**Work required:** Output all of the records exactly as written.

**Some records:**
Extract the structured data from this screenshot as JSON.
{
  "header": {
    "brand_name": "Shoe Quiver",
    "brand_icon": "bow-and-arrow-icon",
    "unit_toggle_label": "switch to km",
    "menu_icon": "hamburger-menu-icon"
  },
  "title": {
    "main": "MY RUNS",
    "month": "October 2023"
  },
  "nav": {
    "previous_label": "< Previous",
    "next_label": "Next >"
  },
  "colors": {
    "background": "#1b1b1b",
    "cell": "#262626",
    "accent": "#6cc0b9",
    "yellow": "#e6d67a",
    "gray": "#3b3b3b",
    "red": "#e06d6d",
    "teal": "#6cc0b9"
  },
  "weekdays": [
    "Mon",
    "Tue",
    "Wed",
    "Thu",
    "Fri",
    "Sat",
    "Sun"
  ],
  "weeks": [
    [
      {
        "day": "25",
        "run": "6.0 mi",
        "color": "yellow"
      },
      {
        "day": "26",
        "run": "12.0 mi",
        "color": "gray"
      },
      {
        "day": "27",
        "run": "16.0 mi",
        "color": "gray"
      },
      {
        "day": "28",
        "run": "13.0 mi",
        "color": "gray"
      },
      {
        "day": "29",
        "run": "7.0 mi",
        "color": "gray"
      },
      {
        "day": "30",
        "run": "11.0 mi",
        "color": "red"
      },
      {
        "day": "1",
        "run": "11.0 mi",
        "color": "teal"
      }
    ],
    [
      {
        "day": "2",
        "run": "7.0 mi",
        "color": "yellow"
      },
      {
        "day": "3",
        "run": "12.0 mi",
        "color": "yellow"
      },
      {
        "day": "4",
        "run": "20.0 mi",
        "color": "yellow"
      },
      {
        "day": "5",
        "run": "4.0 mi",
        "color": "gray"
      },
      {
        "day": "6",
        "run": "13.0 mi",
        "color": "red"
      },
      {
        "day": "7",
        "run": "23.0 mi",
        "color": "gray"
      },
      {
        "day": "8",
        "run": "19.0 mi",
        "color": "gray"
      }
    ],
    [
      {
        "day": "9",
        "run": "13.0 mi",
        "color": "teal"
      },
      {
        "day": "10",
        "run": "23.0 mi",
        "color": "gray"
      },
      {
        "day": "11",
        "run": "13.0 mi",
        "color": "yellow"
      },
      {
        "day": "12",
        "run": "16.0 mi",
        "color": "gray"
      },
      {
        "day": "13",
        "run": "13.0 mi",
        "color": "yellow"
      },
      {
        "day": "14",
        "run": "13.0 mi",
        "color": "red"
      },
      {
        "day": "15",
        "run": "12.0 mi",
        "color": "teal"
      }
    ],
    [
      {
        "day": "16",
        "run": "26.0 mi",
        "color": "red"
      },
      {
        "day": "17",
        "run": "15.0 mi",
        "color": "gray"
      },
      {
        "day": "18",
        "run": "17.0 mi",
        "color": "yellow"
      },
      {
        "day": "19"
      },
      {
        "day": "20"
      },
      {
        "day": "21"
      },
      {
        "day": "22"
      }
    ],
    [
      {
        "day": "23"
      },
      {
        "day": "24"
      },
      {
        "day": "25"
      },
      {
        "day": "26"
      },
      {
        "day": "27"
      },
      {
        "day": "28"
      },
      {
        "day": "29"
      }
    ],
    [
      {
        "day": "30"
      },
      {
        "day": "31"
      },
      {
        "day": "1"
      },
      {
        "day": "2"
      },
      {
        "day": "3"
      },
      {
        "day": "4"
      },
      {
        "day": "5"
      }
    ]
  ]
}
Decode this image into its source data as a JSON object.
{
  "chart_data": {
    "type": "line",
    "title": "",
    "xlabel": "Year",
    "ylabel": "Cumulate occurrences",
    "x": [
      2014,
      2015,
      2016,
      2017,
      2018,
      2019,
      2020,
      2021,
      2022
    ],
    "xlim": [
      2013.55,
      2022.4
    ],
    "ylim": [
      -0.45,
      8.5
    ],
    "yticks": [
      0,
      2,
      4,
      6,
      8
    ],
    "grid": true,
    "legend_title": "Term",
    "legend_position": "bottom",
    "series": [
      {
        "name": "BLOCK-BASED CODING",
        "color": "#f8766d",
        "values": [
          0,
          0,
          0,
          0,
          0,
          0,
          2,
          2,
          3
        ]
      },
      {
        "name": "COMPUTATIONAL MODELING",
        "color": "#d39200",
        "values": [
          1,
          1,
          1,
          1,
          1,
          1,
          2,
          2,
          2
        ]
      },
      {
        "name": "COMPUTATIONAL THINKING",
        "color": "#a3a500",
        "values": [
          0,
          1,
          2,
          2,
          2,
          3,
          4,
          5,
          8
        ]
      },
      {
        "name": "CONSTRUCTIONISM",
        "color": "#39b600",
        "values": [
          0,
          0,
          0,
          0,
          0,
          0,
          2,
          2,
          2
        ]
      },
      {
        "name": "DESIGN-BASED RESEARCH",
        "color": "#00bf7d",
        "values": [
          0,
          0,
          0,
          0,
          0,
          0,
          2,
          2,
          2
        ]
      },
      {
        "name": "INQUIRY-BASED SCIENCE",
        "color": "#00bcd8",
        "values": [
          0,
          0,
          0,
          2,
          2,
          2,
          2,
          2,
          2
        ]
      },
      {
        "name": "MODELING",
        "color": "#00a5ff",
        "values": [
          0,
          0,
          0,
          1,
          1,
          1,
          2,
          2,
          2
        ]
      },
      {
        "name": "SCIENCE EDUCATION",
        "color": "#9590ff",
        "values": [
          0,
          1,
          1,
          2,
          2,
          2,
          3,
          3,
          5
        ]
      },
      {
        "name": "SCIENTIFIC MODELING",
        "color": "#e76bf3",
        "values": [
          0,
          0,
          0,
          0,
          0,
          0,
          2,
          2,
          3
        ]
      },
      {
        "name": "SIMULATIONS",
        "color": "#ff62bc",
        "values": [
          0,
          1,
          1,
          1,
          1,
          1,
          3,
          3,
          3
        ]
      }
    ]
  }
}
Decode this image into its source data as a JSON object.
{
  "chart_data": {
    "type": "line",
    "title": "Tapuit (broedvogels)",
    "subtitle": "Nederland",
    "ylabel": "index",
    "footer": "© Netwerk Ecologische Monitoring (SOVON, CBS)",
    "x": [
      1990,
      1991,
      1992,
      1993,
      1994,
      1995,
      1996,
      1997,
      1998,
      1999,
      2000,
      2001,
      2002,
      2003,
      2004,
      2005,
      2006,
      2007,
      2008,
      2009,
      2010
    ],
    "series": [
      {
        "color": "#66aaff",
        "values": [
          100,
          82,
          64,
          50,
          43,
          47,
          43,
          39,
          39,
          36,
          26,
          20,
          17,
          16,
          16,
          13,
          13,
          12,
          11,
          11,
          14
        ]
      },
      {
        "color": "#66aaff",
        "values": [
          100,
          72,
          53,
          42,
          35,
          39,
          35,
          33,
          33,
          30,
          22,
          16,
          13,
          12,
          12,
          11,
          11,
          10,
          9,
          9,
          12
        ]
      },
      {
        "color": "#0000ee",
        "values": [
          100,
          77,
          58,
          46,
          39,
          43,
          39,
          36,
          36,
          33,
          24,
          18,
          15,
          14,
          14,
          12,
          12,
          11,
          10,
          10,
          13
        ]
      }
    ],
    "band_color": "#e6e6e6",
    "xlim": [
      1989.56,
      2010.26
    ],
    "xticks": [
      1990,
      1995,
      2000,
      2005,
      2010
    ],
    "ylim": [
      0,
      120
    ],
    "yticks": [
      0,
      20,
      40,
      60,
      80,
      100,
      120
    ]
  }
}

**Exercise result:**
Extract the structured data from this screenshot as JSON.
{
  "header": {
    "brand_name": "Shoe Quiver",
    "brand_icon": "bow-and-arrow-icon",
    "unit_toggle_label": "switch to km",
    "menu_icon": "hamburger-menu-icon"
  },
  "title": {
    "main": "MY RUNS",
    "month": "October 2023"
  },
  "nav": {
    "previous_label": "< Previous",
    "next_label": "Next >"
  },
  "colors": {
    "background": "#1b1b1b",
    "cell": "#262626",
    "accent": "#6cc0b9",
    "yellow": "#e6d67a",
    "gray": "#3b3b3b",
    "red": "#e06d6d",
    "teal": "#6cc0b9"
  },
  "weekdays": [
    "Mon",
    "Tue",
    "Wed",
    "Thu",
    "Fri",
    "Sat",
    "Sun"
  ],
  "weeks": [
    [
      {
        "day": "25",
        "run": "6.0 mi",
        "color": "yellow"
      },
      {
        "day": "26",
        "run": "12.0 mi",
        "color": "gray"
      },
      {
        "day": "27",
        "run": "16.0 mi",
        "color": "gray"
      },
      {
        "day": "28",
        "run": "13.0 mi",
        "color": "gray"
      },
      {
        "day": "29",
        "run": "7.0 mi",
        "color": "gray"
      },
      {
        "day": "30",
        "run": "11.0 mi",
        "color": "red"
      },
      {
        "day": "1",
        "run": "11.0 mi",
        "color": "teal"
      }
    ],
    [
      {
        "day": "2",
        "run": "7.0 mi",
        "color": "yellow"
      },
      {
        "day": "3",
        "run": "12.0 mi",
        "color": "yellow"
      },
      {
        "day": "4",
        "run": "20.0 mi",
        "color": "yellow"
      },
      {
        "day": "5",
        "run": "4.0 mi",
        "color": "gray"
      },
      {
        "day": "6",
        "run": "13.0 mi",
        "color": "red"
      },
      {
        "day": "7",
        "run": "23.0 mi",
        "color": "gray"
      },
      {
        "day": "8",
        "run": "19.0 mi",
        "color": "gray"
      }
    ],
    [
      {
        "day": "9",
        "run": "13.0 mi",
        "color": "teal"
      },
      {
        "day": "10",
        "run": "23.0 mi",
        "color": "gray"
      },
      {
        "day": "11",
        "run": "13.0 mi",
        "color": "yellow"
      },
      {
        "day": "12",
        "run": "16.0 mi",
        "color": "gray"
      },
      {
        "day": "13",
        "run": "13.0 mi",
        "color": "yellow"
      },
      {
        "day": "14",
        "run": "13.0 mi",
        "color": "red"
      },
      {
        "day": "15",
        "run": "12.0 mi",
        "color": "teal"
      }
    ],
    [
      {
        "day": "16",
        "run": "26.0 mi",
        "color": "red"
      },
      {
        "day": "17",
        "run": "15.0 mi",
        "color": "gray"
      },
      {
        "day": "18",
        "run": "17.0 mi",
        "color": "yellow"
      },
      {
        "day": "19"
      },
      {
        "day": "20"
      },
      {
        "day": "21"
      },
      {
        "day": "22"
      }
    ],
    [
      {
        "day": "23"
      },
      {
        "day": "24"
      },
      {
        "day": "25"
      },
      {
        "day": "26"
      },
      {
        "day": "27"
      },
      {
        "day": "28"
      },
      {
        "day": "29"
      }
    ],
    [
      {
        "day": "30"
      },
      {
        "day": "31"
      },
      {
        "day": "1"
      },
      {
        "day": "2"
      },
      {
        "day": "3"
      },
      {
        "day": "4"
      },
      {
        "day": "5"
      }
    ]
  ]
}
Decode this image into its source data as a JSON object.
{
  "chart_data": {
    "type": "line",
    "title": "",
    "xlabel": "Year",
    "ylabel": "Cumulate occurrences",
    "x": [
      2014,
      2015,
      2016,
      2017,
      2018,
      2019,
      2020,
      2021,
      2022
    ],
    "xlim": [
      2013.55,
      2022.4
    ],
    "ylim": [
      -0.45,
      8.5
    ],
    "yticks": [
      0,
      2,
      4,
      6,
      8
    ],
    "grid": true,
    "legend_title": "Term",
    "legend_position": "bottom",
    "series": [
      {
        "name": "BLOCK-BASED CODING",
        "color": "#f8766d",
        "values": [
          0,
          0,
          0,
          0,
          0,
          0,
          2,
          2,
          3
        ]
      },
      {
        "name": "COMPUTATIONAL MODELING",
        "color": "#d39200",
        "values": [
          1,
          1,
          1,
          1,
          1,
          1,
          2,
          2,
          2
        ]
      },
      {
        "name": "COMPUTATIONAL THINKING",
        "color": "#a3a500",
        "values": [
          0,
          1,
          2,
          2,
          2,
          3,
          4,
          5,
          8
        ]
      },
      {
        "name": "CONSTRUCTIONISM",
        "color": "#39b600",
        "values": [
          0,
          0,
          0,
          0,
          0,
          0,
          2,
          2,
          2
        ]
      },
      {
        "name": "DESIGN-BASED RESEARCH",
        "color": "#00bf7d",
        "values": [
          0,
          0,
          0,
          0,
          0,
          0,
          2,
          2,
          2
        ]
      },
      {
        "name": "INQUIRY-BASED SCIENCE",
        "color": "#00bcd8",
        "values": [
          0,
          0,
          0,
          2,
          2,
          2,
          2,
          2,
          2
        ]
      },
      {
        "name": "MODELING",
        "color": "#00a5ff",
        "values": [
          0,
          0,
          0,
          1,
          1,
          1,
          2,
          2,
          2
        ]
      },
      {
        "name": "SCIENCE EDUCATION",
        "color": "#9590ff",
        "values": [
          0,
          1,
          1,
          2,
          2,
          2,
          3,
          3,
          5
        ]
      },
      {
        "name": "SCIENTIFIC MODELING",
        "color": "#e76bf3",
        "values": [
          0,
          0,
          0,
          0,
          0,
          0,
          2,
          2,
          3
        ]
      },
      {
        "name": "SIMULATIONS",
        "color": "#ff62bc",
        "values": [
          0,
          1,
          1,
          1,
          1,
          1,
          3,
          3,
          3
        ]
      }
    ]
  }
}
Decode this image into its source data as a JSON object.
{
  "chart_data": {
    "type": "line",
    "title": "Tapuit (broedvogels)",
    "subtitle": "Nederland",
    "ylabel": "index",
    "footer": "© Netwerk Ecologische Monitoring (SOVON, CBS)",
    "x": [
      1990,
      1991,
      1992,
      1993,
      1994,
      1995,
      1996,
      1997,
      1998,
      1999,
      2000,
      2001,
      2002,
      2003,
      2004,
      2005,
      2006,
      2007,
      2008,
      2009,
      2010
    ],
    "series": [
      {
        "color": "#66aaff",
        "values": [
          100,
          82,
          64,
          50,
          43,
          47,
          43,
          39,
          39,
          36,
          26,
          20,
          17,
          16,
          16,
          13,
          13,
          12,
          11,
          11,
          14
        ]
      },
      {
        "color": "#66aaff",
        "values": [
          100,
          72,
          53,
          42,
          35,
          39,
          35,
          33,
          33,
          30,
          22,
          16,
          13,
          12,
          12,
          11,
          11,
          10,
          9,
          9,
          12
        ]
      },
      {
        "color": "#0000ee",
        "values": [
          100,
          77,
          58,
          46,
          39,
          43,
          39,
          36,
          36,
          33,
          24,
          18,
          15,
          14,
          14,
          12,
          12,
          11,
          10,
          10,
          13
        ]
      }
    ],
    "band_color": "#e6e6e6",
    "xlim": [
      1989.56,
      2010.26
    ],
    "xticks": [
      1990,
      1995,
      2000,
      2005,
      2010
    ],
    "ylim": [
      0,
      120
    ],
    "yticks": [
      0,
      20,
      40,
      60,
      80,
      100,
      120
    ]
  }
}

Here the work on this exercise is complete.